---- Provided data
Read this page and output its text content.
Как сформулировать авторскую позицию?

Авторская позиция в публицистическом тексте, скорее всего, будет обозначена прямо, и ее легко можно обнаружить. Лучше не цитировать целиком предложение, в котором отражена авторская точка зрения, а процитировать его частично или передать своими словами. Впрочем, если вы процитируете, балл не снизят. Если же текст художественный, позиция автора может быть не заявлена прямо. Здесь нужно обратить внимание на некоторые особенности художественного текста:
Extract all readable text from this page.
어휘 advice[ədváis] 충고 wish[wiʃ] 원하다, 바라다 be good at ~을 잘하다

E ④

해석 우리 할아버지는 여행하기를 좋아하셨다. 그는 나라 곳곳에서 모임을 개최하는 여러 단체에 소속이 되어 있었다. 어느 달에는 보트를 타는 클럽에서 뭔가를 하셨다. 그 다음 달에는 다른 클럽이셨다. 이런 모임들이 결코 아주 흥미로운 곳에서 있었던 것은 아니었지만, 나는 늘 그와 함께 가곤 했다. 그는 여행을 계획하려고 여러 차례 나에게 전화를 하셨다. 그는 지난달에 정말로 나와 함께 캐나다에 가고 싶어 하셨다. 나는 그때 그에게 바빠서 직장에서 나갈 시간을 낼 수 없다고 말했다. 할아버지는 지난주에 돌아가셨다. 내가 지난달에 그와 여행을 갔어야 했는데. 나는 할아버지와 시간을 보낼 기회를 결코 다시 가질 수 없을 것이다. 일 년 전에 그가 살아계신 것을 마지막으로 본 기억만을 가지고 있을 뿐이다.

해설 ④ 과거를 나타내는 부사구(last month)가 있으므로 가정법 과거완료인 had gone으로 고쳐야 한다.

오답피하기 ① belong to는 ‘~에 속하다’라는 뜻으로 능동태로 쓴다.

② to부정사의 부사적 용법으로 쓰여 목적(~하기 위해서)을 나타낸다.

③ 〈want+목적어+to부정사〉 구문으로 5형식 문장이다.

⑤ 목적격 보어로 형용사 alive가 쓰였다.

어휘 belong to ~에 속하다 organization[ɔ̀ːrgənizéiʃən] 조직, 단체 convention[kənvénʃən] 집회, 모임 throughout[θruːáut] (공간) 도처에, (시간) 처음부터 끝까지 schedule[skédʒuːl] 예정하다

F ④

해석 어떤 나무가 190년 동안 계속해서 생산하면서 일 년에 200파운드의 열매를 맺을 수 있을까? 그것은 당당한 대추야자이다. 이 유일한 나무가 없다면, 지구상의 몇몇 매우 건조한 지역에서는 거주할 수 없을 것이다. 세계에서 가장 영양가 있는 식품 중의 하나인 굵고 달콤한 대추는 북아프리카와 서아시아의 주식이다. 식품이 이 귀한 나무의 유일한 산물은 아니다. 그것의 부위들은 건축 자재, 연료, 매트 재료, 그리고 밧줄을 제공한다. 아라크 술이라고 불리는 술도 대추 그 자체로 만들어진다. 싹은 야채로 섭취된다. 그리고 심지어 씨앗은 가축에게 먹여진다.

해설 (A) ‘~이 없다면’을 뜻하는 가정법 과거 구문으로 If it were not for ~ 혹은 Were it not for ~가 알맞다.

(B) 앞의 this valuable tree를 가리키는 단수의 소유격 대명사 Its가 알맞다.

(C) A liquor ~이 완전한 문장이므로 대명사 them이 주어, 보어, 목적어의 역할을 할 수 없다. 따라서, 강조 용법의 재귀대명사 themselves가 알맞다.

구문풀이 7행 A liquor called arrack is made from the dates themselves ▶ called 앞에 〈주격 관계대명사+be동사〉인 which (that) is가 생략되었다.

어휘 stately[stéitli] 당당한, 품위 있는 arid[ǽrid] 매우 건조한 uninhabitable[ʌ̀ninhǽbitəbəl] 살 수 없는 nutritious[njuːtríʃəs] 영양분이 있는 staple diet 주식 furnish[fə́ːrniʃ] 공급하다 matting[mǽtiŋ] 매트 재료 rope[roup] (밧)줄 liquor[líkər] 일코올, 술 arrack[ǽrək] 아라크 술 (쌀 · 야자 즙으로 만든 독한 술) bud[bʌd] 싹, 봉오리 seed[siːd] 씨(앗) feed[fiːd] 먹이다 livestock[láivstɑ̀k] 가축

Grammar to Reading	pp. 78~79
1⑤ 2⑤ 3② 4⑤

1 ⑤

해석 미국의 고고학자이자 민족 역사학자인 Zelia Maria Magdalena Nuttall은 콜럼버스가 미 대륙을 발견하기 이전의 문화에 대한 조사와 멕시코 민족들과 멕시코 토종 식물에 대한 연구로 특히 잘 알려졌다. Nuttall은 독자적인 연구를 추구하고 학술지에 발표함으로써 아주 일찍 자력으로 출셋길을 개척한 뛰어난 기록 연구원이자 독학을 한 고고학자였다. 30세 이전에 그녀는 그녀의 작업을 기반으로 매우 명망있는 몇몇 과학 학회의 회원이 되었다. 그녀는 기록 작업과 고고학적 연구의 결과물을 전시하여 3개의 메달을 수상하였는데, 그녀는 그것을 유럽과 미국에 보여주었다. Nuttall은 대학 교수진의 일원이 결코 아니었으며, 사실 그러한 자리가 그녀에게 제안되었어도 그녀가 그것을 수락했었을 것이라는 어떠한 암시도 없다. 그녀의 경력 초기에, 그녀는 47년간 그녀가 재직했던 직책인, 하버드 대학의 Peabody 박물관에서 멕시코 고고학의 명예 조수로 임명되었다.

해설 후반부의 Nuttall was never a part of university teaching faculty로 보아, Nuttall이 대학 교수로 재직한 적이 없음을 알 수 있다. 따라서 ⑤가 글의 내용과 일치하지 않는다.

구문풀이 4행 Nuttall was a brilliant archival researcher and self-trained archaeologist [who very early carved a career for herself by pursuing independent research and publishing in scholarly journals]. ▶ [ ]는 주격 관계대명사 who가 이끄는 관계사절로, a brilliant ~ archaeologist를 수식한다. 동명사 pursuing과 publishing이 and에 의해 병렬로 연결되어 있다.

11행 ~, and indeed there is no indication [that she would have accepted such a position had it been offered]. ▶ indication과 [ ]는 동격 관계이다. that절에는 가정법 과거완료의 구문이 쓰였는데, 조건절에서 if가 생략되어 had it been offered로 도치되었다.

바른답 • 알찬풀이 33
--------
**Task description**
Every line of the data above should be copied exactly.

**Task response**
Read this page and output its text content.
Как сформулировать авторскую позицию?

Авторская позиция в публицистическом тексте, скорее всего, будет обозначена прямо, и ее легко можно обнаружить. Лучше не цитировать целиком предложение, в котором отражена авторская точка зрения, а процитировать его частично или передать своими словами. Впрочем, если вы процитируете, балл не снизят. Если же текст художественный, позиция автора может быть не заявлена прямо. Здесь нужно обратить внимание на некоторые особенности художественного текста:
Extract all readable text from this page.
어휘 advice[ədváis] 충고 wish[wiʃ] 원하다, 바라다 be good at ~을 잘하다

E ④

해석 우리 할아버지는 여행하기를 좋아하셨다. 그는 나라 곳곳에서 모임을 개최하는 여러 단체에 소속이 되어 있었다. 어느 달에는 보트를 타는 클럽에서 뭔가를 하셨다. 그 다음 달에는 다른 클럽이셨다. 이런 모임들이 결코 아주 흥미로운 곳에서 있었던 것은 아니었지만, 나는 늘 그와 함께 가곤 했다. 그는 여행을 계획하려고 여러 차례 나에게 전화를 하셨다. 그는 지난달에 정말로 나와 함께 캐나다에 가고 싶어 하셨다. 나는 그때 그에게 바빠서 직장에서 나갈 시간을 낼 수 없다고 말했다. 할아버지는 지난주에 돌아가셨다. 내가 지난달에 그와 여행을 갔어야 했는데. 나는 할아버지와 시간을 보낼 기회를 결코 다시 가질 수 없을 것이다. 일 년 전에 그가 살아계신 것을 마지막으로 본 기억만을 가지고 있을 뿐이다.

해설 ④ 과거를 나타내는 부사구(last month)가 있으므로 가정법 과거완료인 had gone으로 고쳐야 한다.

오답피하기 ① belong to는 ‘~에 속하다’라는 뜻으로 능동태로 쓴다.

② to부정사의 부사적 용법으로 쓰여 목적(~하기 위해서)을 나타낸다.

③ 〈want+목적어+to부정사〉 구문으로 5형식 문장이다.

⑤ 목적격 보어로 형용사 alive가 쓰였다.

어휘 belong to ~에 속하다 organization[ɔ̀ːrgənizéiʃən] 조직, 단체 convention[kənvénʃən] 집회, 모임 throughout[θruːáut] (공간) 도처에, (시간) 처음부터 끝까지 schedule[skédʒuːl] 예정하다

F ④

해석 어떤 나무가 190년 동안 계속해서 생산하면서 일 년에 200파운드의 열매를 맺을 수 있을까? 그것은 당당한 대추야자이다. 이 유일한 나무가 없다면, 지구상의 몇몇 매우 건조한 지역에서는 거주할 수 없을 것이다. 세계에서 가장 영양가 있는 식품 중의 하나인 굵고 달콤한 대추는 북아프리카와 서아시아의 주식이다. 식품이 이 귀한 나무의 유일한 산물은 아니다. 그것의 부위들은 건축 자재, 연료, 매트 재료, 그리고 밧줄을 제공한다. 아라크 술이라고 불리는 술도 대추 그 자체로 만들어진다. 싹은 야채로 섭취된다. 그리고 심지어 씨앗은 가축에게 먹여진다.

해설 (A) ‘~이 없다면’을 뜻하는 가정법 과거 구문으로 If it were not for ~ 혹은 Were it not for ~가 알맞다.

(B) 앞의 this valuable tree를 가리키는 단수의 소유격 대명사 Its가 알맞다.

(C) A liquor ~이 완전한 문장이므로 대명사 them이 주어, 보어, 목적어의 역할을 할 수 없다. 따라서, 강조 용법의 재귀대명사 themselves가 알맞다.

구문풀이 7행 A liquor called arrack is made from the dates themselves ▶ called 앞에 〈주격 관계대명사+be동사〉인 which (that) is가 생략되었다.

어휘 stately[stéitli] 당당한, 품위 있는 arid[ǽrid] 매우 건조한 uninhabitable[ʌ̀ninhǽbitəbəl] 살 수 없는 nutritious[njuːtríʃəs] 영양분이 있는 staple diet 주식 furnish[fə́ːrniʃ] 공급하다 matting[mǽtiŋ] 매트 재료 rope[roup] (밧)줄 liquor[líkər] 일코올, 술 arrack[ǽrək] 아라크 술 (쌀 · 야자 즙으로 만든 독한 술) bud[bʌd] 싹, 봉오리 seed[siːd] 씨(앗) feed[fiːd] 먹이다 livestock[láivstɑ̀k] 가축

Grammar to Reading	pp. 78~79
1⑤ 2⑤ 3② 4⑤

1 ⑤

해석 미국의 고고학자이자 민족 역사학자인 Zelia Maria Magdalena Nuttall은 콜럼버스가 미 대륙을 발견하기 이전의 문화에 대한 조사와 멕시코 민족들과 멕시코 토종 식물에 대한 연구로 특히 잘 알려졌다. Nuttall은 독자적인 연구를 추구하고 학술지에 발표함으로써 아주 일찍 자력으로 출셋길을 개척한 뛰어난 기록 연구원이자 독학을 한 고고학자였다. 30세 이전에 그녀는 그녀의 작업을 기반으로 매우 명망있는 몇몇 과학 학회의 회원이 되었다. 그녀는 기록 작업과 고고학적 연구의 결과물을 전시하여 3개의 메달을 수상하였는데, 그녀는 그것을 유럽과 미국에 보여주었다. Nuttall은 대학 교수진의 일원이 결코 아니었으며, 사실 그러한 자리가 그녀에게 제안되었어도 그녀가 그것을 수락했었을 것이라는 어떠한 암시도 없다. 그녀의 경력 초기에, 그녀는 47년간 그녀가 재직했던 직책인, 하버드 대학의 Peabody 박물관에서 멕시코 고고학의 명예 조수로 임명되었다.

해설 후반부의 Nuttall was never a part of university teaching faculty로 보아, Nuttall이 대학 교수로 재직한 적이 없음을 알 수 있다. 따라서 ⑤가 글의 내용과 일치하지 않는다.

구문풀이 4행 Nuttall was a brilliant archival researcher and self-trained archaeologist [who very early carved a career for herself by pursuing independent research and publishing in scholarly journals]. ▶ [ ]는 주격 관계대명사 who가 이끄는 관계사절로, a brilliant ~ archaeologist를 수식한다. 동명사 pursuing과 publishing이 and에 의해 병렬로 연결되어 있다.

11행 ~, and indeed there is no indication [that she would have accepted such a position had it been offered]. ▶ indication과 [ ]는 동격 관계이다. that절에는 가정법 과거완료의 구문이 쓰였는데, 조건절에서 if가 생략되어 had it been offered로 도치되었다.

바른답 • 알찬풀이 33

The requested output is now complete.